Challenge -> Count how many lines mention the word "Governor". Write that number alone.

Material ->
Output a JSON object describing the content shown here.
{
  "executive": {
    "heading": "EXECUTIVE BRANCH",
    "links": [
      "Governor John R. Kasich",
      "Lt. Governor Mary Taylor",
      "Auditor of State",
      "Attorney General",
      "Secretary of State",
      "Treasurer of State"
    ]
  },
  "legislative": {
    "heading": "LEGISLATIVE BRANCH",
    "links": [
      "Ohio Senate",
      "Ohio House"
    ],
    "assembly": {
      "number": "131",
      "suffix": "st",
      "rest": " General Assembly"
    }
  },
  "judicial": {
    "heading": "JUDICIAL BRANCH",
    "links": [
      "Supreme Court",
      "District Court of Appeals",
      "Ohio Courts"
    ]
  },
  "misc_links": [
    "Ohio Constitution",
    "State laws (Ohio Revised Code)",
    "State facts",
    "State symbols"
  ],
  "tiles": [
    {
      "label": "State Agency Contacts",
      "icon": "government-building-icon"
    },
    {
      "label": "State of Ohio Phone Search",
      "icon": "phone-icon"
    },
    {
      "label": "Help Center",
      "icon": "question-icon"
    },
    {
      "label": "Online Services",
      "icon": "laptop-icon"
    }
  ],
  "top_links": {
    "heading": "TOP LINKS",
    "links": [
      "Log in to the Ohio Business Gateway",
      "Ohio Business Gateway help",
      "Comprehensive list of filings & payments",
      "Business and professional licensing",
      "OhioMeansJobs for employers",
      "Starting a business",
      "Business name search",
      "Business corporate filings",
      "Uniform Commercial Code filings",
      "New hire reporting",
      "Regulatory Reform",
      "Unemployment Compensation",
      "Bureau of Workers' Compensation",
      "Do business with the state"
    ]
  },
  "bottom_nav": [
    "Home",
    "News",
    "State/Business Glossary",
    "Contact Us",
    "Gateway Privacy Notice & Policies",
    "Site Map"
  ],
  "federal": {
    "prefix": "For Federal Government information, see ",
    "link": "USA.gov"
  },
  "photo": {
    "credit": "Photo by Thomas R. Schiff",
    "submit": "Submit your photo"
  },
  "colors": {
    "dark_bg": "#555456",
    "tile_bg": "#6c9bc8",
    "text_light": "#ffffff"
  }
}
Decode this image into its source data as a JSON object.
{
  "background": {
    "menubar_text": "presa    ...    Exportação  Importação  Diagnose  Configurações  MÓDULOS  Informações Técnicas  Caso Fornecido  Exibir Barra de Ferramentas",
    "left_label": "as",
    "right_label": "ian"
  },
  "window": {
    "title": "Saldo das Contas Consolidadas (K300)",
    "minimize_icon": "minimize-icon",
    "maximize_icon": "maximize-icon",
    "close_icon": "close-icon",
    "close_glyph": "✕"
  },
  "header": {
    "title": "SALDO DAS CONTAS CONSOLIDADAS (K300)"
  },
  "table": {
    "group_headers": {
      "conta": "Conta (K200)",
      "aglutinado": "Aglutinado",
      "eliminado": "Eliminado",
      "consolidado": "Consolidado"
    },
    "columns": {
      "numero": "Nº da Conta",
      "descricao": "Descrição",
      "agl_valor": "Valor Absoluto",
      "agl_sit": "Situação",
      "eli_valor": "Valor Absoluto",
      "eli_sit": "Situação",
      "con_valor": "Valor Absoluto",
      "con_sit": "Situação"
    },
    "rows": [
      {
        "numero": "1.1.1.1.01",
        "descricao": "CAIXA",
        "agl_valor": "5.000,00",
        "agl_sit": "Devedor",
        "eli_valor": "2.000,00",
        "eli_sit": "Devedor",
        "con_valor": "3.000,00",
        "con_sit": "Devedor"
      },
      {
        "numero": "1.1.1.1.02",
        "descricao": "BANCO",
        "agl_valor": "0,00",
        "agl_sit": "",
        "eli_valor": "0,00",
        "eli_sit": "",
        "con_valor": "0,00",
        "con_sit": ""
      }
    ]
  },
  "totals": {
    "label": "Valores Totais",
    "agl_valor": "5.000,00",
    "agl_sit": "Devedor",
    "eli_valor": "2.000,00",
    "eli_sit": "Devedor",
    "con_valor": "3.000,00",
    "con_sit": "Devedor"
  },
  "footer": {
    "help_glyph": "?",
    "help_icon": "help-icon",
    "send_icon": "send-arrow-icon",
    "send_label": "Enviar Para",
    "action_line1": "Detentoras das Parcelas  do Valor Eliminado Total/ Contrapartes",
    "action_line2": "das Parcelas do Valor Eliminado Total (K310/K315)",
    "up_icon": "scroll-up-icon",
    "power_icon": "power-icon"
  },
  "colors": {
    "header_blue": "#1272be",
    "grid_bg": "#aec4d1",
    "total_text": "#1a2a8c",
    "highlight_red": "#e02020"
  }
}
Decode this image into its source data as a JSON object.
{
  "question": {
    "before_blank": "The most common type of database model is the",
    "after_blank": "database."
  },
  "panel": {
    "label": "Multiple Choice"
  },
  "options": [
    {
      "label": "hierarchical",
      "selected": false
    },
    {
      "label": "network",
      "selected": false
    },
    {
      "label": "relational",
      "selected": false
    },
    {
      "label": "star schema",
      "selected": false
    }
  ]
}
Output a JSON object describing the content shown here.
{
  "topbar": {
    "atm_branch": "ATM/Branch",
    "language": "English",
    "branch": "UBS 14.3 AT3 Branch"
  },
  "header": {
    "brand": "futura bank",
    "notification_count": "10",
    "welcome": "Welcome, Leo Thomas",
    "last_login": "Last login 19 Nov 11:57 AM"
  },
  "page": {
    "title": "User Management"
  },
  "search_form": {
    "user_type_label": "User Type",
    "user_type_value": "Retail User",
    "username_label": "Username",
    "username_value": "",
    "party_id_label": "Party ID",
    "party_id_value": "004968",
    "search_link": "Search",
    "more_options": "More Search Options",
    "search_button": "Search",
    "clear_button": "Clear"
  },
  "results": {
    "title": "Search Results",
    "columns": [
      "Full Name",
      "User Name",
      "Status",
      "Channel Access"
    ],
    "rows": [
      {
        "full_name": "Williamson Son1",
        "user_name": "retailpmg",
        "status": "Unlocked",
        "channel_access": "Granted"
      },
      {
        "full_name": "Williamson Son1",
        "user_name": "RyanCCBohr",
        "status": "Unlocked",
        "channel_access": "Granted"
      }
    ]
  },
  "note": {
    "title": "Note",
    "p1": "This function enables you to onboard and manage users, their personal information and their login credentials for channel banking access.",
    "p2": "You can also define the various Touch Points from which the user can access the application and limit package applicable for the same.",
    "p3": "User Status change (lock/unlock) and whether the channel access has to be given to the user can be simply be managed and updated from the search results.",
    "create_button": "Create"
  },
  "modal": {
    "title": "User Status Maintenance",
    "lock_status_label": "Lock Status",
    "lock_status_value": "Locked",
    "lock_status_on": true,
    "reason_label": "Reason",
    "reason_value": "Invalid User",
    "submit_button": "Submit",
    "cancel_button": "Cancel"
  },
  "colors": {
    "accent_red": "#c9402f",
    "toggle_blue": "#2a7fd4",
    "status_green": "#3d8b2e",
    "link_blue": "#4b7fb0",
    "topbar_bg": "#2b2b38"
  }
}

Solution to the exercise -> 2